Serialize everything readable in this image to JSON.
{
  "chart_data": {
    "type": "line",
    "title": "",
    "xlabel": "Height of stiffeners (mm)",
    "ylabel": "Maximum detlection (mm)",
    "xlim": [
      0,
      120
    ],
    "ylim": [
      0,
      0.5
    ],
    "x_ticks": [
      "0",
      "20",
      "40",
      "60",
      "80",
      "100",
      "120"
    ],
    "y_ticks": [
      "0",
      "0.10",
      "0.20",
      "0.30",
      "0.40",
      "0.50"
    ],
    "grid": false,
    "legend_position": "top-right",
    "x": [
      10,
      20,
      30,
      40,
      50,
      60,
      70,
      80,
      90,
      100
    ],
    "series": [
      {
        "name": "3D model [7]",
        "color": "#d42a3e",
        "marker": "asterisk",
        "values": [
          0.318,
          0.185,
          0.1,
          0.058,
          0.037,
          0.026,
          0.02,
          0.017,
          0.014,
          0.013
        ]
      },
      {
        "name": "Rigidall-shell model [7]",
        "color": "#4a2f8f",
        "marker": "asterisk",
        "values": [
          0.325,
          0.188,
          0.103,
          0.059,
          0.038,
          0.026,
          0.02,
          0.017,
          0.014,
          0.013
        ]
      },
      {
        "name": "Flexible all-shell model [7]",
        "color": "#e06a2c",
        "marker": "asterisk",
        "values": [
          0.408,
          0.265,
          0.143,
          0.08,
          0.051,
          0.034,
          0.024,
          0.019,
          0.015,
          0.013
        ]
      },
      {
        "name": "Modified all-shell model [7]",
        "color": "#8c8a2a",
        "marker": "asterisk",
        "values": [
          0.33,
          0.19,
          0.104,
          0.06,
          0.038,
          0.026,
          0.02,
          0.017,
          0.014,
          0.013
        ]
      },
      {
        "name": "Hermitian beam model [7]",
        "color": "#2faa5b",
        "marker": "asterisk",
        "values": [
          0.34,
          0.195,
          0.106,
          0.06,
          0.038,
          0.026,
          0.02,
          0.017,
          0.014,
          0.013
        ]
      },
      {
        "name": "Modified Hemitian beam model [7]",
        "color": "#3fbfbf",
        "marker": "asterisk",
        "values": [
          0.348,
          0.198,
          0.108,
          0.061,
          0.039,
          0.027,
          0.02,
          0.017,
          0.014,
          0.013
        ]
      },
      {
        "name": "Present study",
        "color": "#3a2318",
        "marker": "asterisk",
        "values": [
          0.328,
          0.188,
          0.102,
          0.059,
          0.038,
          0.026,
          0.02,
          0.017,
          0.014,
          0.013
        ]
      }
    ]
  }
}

........

## What you are asked to do
Keep only the lines that hold the string "color", and copy them out.

## Answer to this exercise
        "color": "#d42a3e",
        "color": "#4a2f8f",
        "color": "#e06a2c",
        "color": "#8c8a2a",
        "color": "#2faa5b",
        "color": "#3fbfbf",
        "color": "#3a2318",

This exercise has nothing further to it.